▸ **WHAT NEEDS TO BE DONE**: Copy the lines holding the word "FSOES", all of them.

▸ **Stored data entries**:
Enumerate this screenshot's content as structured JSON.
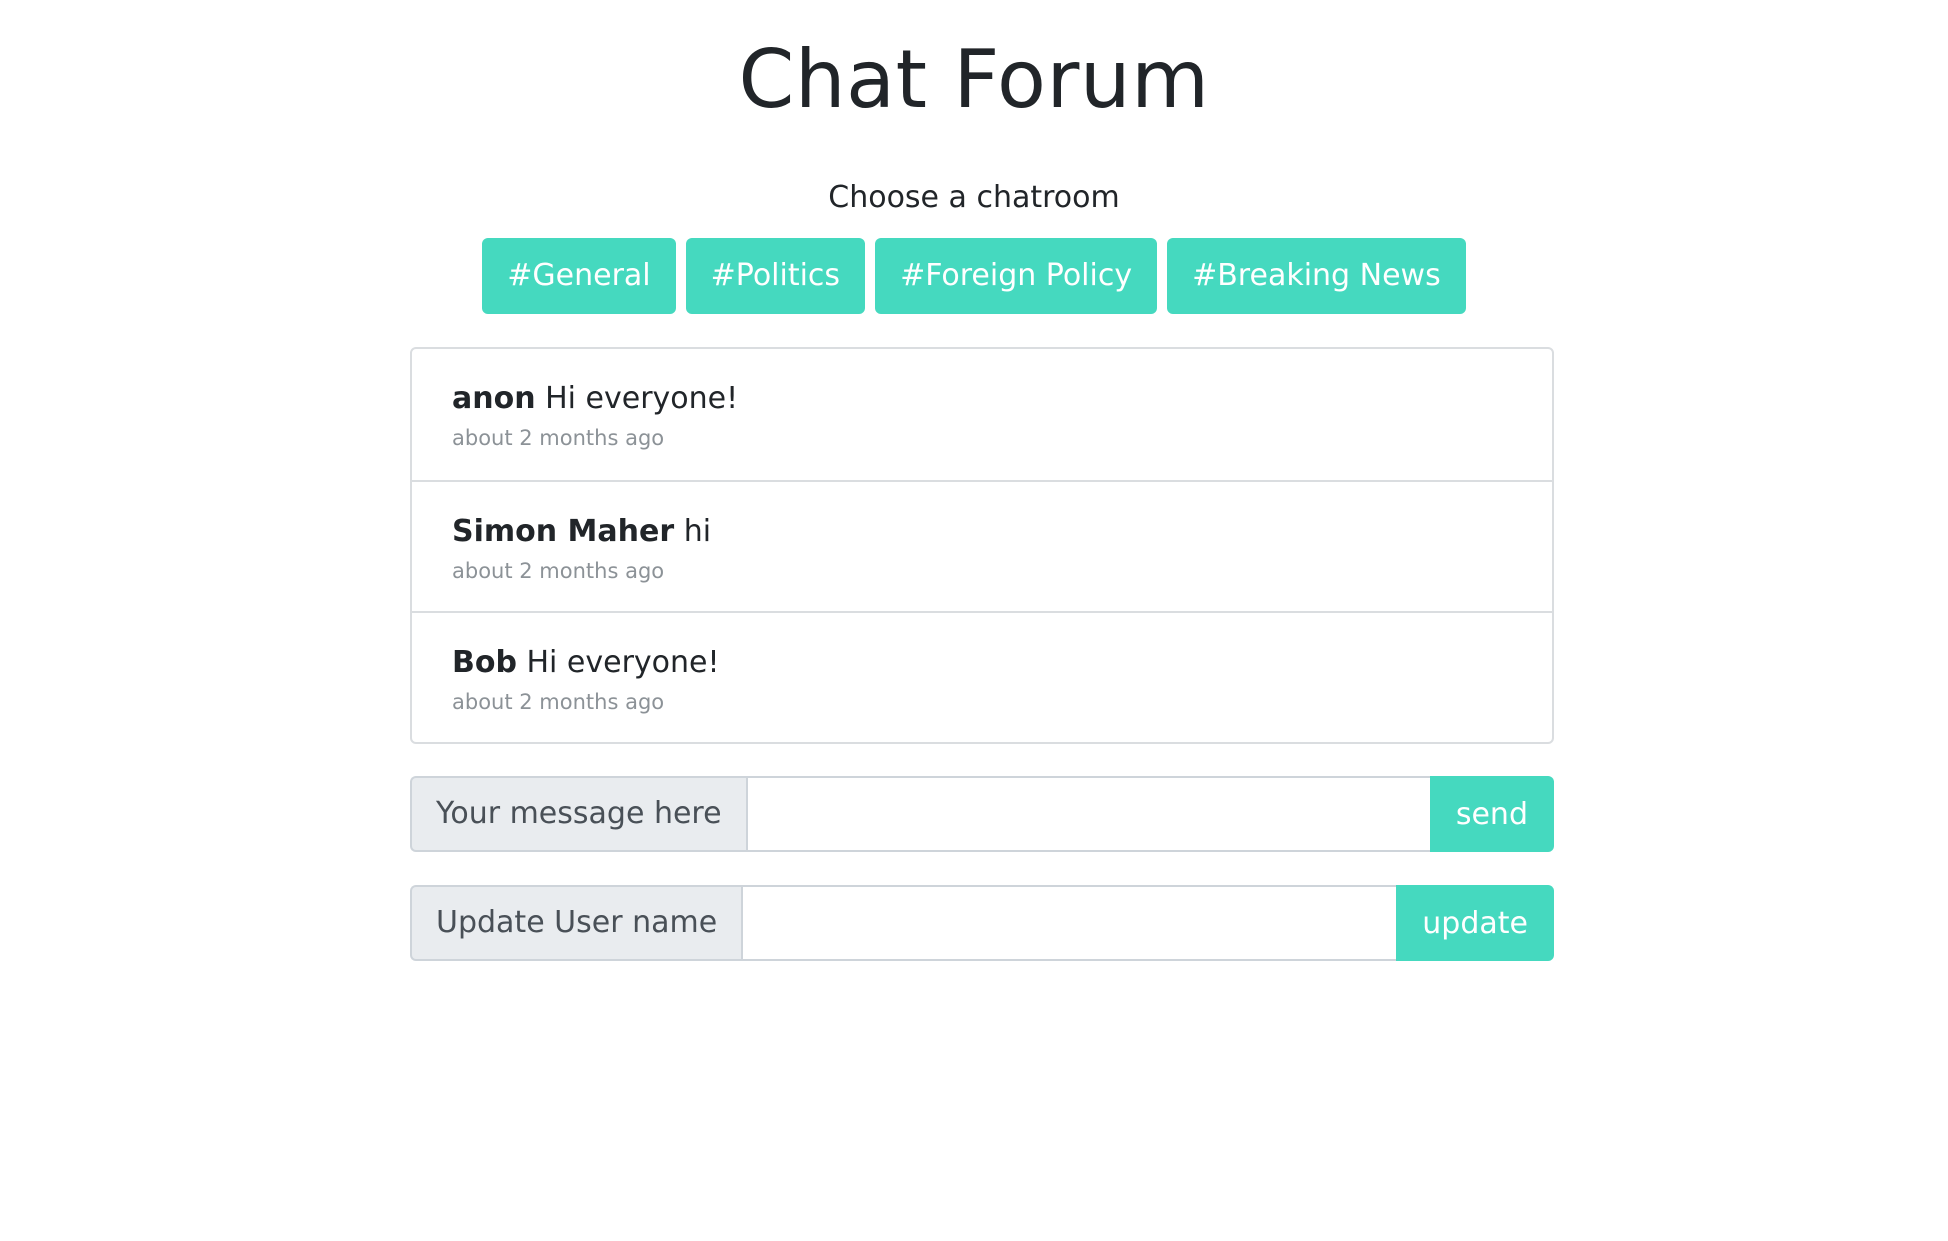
{
  "header": {
    "title": "Chat Forum",
    "subtitle": "Choose a chatroom"
  },
  "chatrooms": [
    {
      "label": "#General"
    },
    {
      "label": "#Politics"
    },
    {
      "label": "#Foreign Policy"
    },
    {
      "label": "#Breaking News"
    }
  ],
  "messages": [
    {
      "user": "anon",
      "text": "Hi everyone!",
      "time": "about 2 months ago"
    },
    {
      "user": "Simon Maher",
      "text": "hi",
      "time": "about 2 months ago"
    },
    {
      "user": "Bob",
      "text": "Hi everyone!",
      "time": "about 2 months ago"
    }
  ],
  "message_form": {
    "label": "Your message here",
    "value": "",
    "button": "send"
  },
  "username_form": {
    "label": "Update User name",
    "value": "",
    "button": "update"
  },
  "colors": {
    "accent": "#45d9bf",
    "label_bg": "#e9ecef",
    "border": "#dadde0",
    "muted_text": "#8c9297"
  }
}
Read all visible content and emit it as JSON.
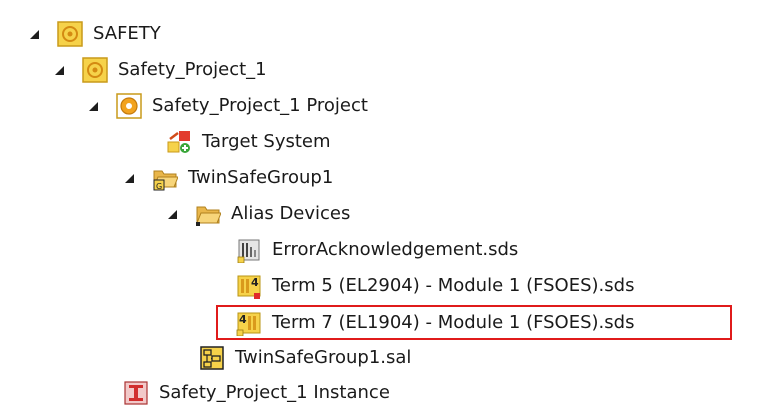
{
  "tree": {
    "nodes": [
      {
        "id": "safety",
        "label": "SAFETY",
        "icon": "safety-folder-icon",
        "expanded": true
      },
      {
        "id": "project",
        "label": "Safety_Project_1",
        "icon": "safety-project-icon",
        "expanded": true
      },
      {
        "id": "project-project",
        "label": "Safety_Project_1 Project",
        "icon": "safety-project-gear-icon",
        "expanded": true
      },
      {
        "id": "target",
        "label": "Target System",
        "icon": "target-system-icon"
      },
      {
        "id": "group",
        "label": "TwinSafeGroup1",
        "icon": "group-folder-icon",
        "expanded": true
      },
      {
        "id": "alias",
        "label": "Alias Devices",
        "icon": "open-folder-icon",
        "expanded": true
      },
      {
        "id": "erroracknowledgement",
        "label": "ErrorAcknowledgement.sds",
        "icon": "sds-device-icon"
      },
      {
        "id": "term5",
        "label": "Term 5 (EL2904) - Module 1 (FSOES).sds",
        "icon": "sds-output-icon"
      },
      {
        "id": "term7",
        "label": "Term 7 (EL1904) - Module 1 (FSOES).sds",
        "icon": "sds-input-icon",
        "selected": true
      },
      {
        "id": "sal",
        "label": "TwinSafeGroup1.sal",
        "icon": "sal-file-icon"
      },
      {
        "id": "instance",
        "label": "Safety_Project_1 Instance",
        "icon": "instance-icon"
      }
    ]
  },
  "colors": {
    "icon_yellow": "#f6d24a",
    "icon_orange": "#d99a1c",
    "highlight_border": "#e01b1b"
  }
}
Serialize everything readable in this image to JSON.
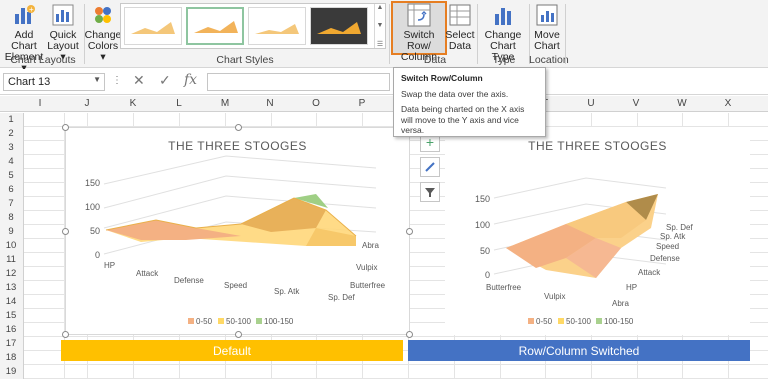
{
  "ribbon": {
    "add_chart_element": {
      "line1": "Add Chart",
      "line2": "Element ▾"
    },
    "quick_layout": {
      "line1": "Quick",
      "line2": "Layout ▾"
    },
    "chart_layouts_label": "Chart Layouts",
    "change_colors": {
      "line1": "Change",
      "line2": "Colors ▾"
    },
    "chart_styles_label": "Chart Styles",
    "switch_row_column": {
      "line1": "Switch Row/",
      "line2": "Column"
    },
    "select_data": {
      "line1": "Select",
      "line2": "Data"
    },
    "data_label": "Data",
    "change_chart_type": {
      "line1": "Change",
      "line2": "Chart Type"
    },
    "type_label": "Type",
    "move_chart": {
      "line1": "Move",
      "line2": "Chart"
    },
    "location_label": "Location"
  },
  "formula_bar": {
    "name_box": "Chart 13",
    "formula": ""
  },
  "tooltip": {
    "title": "Switch Row/Column",
    "line1": "Swap the data over the axis.",
    "line2": "Data being charted on the X axis will move to the Y axis and vice versa."
  },
  "columns": [
    "I",
    "J",
    "K",
    "L",
    "M",
    "N",
    "O",
    "P",
    "Q",
    "R",
    "S",
    "T",
    "U",
    "V",
    "W",
    "X"
  ],
  "rows": [
    "1",
    "2",
    "3",
    "4",
    "5",
    "6",
    "7",
    "8",
    "9",
    "10",
    "11",
    "12",
    "13",
    "14",
    "15",
    "16",
    "17",
    "18",
    "19"
  ],
  "banners": {
    "left": "Default",
    "right": "Row/Column Switched"
  },
  "colors": {
    "accent_orange": "#e67e22",
    "default_banner": "#ffc000",
    "switched_banner": "#4472c4"
  },
  "chart_data": [
    {
      "type": "surface",
      "title": "THE THREE STOOGES",
      "z_ticks": [
        "0",
        "50",
        "100",
        "150"
      ],
      "x_categories": [
        "HP",
        "Attack",
        "Defense",
        "Speed",
        "Sp. Atk",
        "Sp. Def"
      ],
      "y_series": [
        "Abra",
        "Vulpix",
        "Butterfree"
      ],
      "legend": [
        "0-50",
        "50-100",
        "100-150"
      ],
      "legend_colors": [
        "#f4b183",
        "#ffd966",
        "#a9d18e"
      ]
    },
    {
      "type": "surface",
      "title": "THE THREE STOOGES",
      "z_ticks": [
        "0",
        "50",
        "100",
        "150"
      ],
      "x_categories": [
        "Butterfree",
        "Vulpix",
        "Abra"
      ],
      "y_series": [
        "HP",
        "Attack",
        "Defense",
        "Speed",
        "Sp. Atk",
        "Sp. Def"
      ],
      "legend": [
        "0-50",
        "50-100",
        "100-150"
      ],
      "legend_colors": [
        "#f4b183",
        "#ffd966",
        "#a9d18e"
      ]
    }
  ]
}
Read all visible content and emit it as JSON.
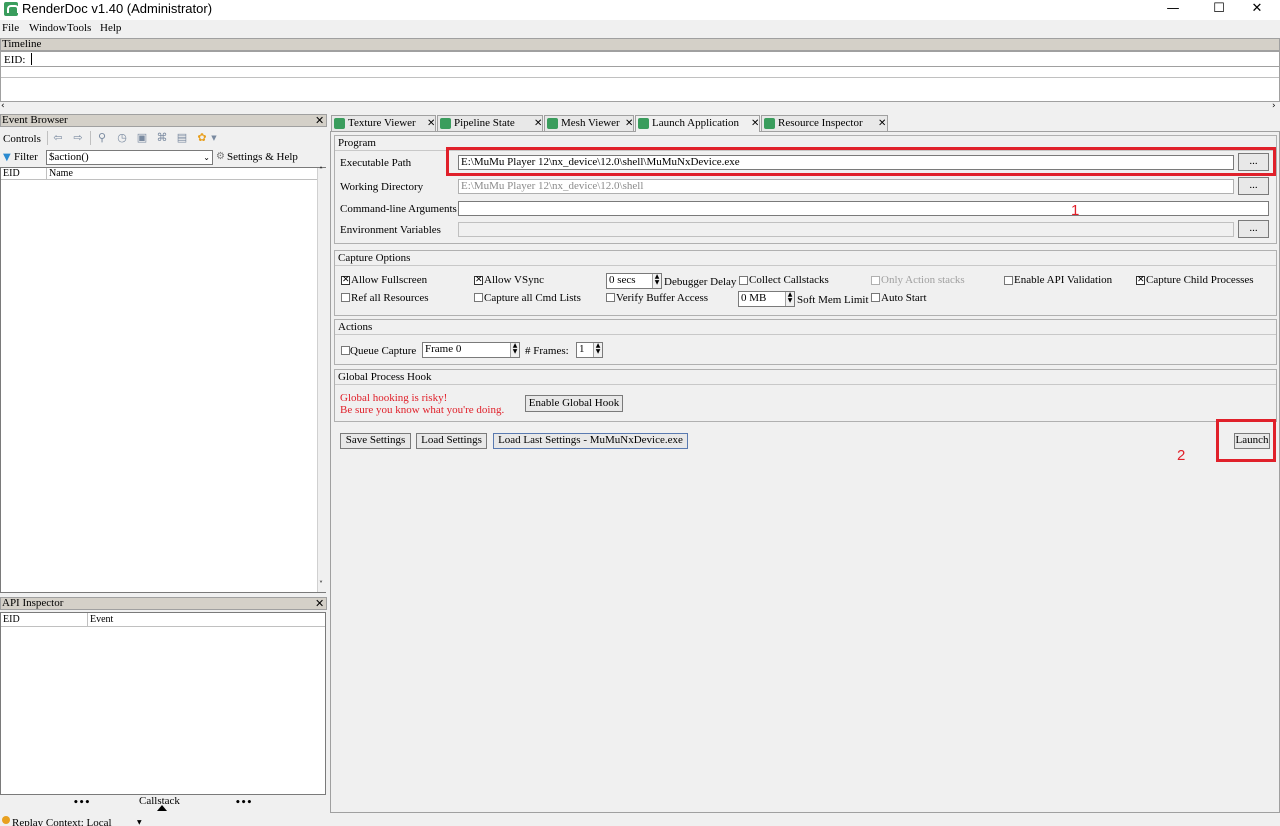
{
  "window": {
    "title": "RenderDoc v1.40 (Administrator)",
    "controls": {
      "minimize": "—",
      "maximize": "☐",
      "close": "✕"
    }
  },
  "menu": [
    "File",
    "Window",
    "Tools",
    "Help"
  ],
  "timeline": {
    "title": "Timeline",
    "eid_label": "EID:"
  },
  "event_browser": {
    "title": "Event Browser",
    "controls_label": "Controls",
    "filter_label": "Filter",
    "filter_value": "$action()",
    "settings_help": "Settings & Help",
    "columns": [
      "EID",
      "Name"
    ]
  },
  "api_inspector": {
    "title": "API Inspector",
    "columns": [
      "EID",
      "Event"
    ],
    "callstack_label": "Callstack",
    "dots": "•••"
  },
  "status": {
    "replay_context": "Replay Context: Local"
  },
  "tabs": [
    {
      "label": "Texture Viewer"
    },
    {
      "label": "Pipeline State"
    },
    {
      "label": "Mesh Viewer"
    },
    {
      "label": "Launch Application"
    },
    {
      "label": "Resource Inspector"
    }
  ],
  "program": {
    "title": "Program",
    "exe_label": "Executable Path",
    "exe_value": "E:\\MuMu Player 12\\nx_device\\12.0\\shell\\MuMuNxDevice.exe",
    "workdir_label": "Working Directory",
    "workdir_placeholder": "E:\\MuMu Player 12\\nx_device\\12.0\\shell",
    "cmdline_label": "Command-line Arguments",
    "cmdline_value": "",
    "env_label": "Environment Variables",
    "browse": "..."
  },
  "capture_options": {
    "title": "Capture Options",
    "allow_fullscreen": "Allow Fullscreen",
    "allow_vsync": "Allow VSync",
    "delay_value": "0 secs",
    "debugger_delay": "Debugger Delay",
    "collect_callstacks": "Collect Callstacks",
    "only_action_stacks": "Only Action stacks",
    "enable_api_validation": "Enable API Validation",
    "capture_child_processes": "Capture Child Processes",
    "ref_all_resources": "Ref all Resources",
    "capture_all_cmd_lists": "Capture all Cmd Lists",
    "verify_buffer_access": "Verify Buffer Access",
    "mem_value": "0 MB",
    "soft_mem_limit": "Soft Mem Limit",
    "auto_start": "Auto Start",
    "check_mark": "✕"
  },
  "actions": {
    "title": "Actions",
    "queue_capture": "Queue Capture",
    "frame_value": "Frame 0",
    "frames_label": "# Frames:",
    "frames_value": "1"
  },
  "global_hook": {
    "title": "Global Process Hook",
    "warning_1": "Global hooking is risky!",
    "warning_2": "Be sure you know what you're doing.",
    "enable_button": "Enable Global Hook"
  },
  "bottom_buttons": {
    "save": "Save Settings",
    "load": "Load Settings",
    "load_last": "Load Last Settings - MuMuNxDevice.exe",
    "launch": "Launch"
  },
  "annotations": {
    "one": "1",
    "two": "2"
  },
  "colors": {
    "highlight": "#e0202a",
    "warning_text": "#e0202a",
    "icon_green": "#3a9d5d"
  }
}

▸ **EXERCISE OUTPUT**:
        "label": "Term 5 (EL2904) - Module 1 (FSOES).sds",
        "label": "Term 7 (EL1904) - Module 1 (FSOES).sds",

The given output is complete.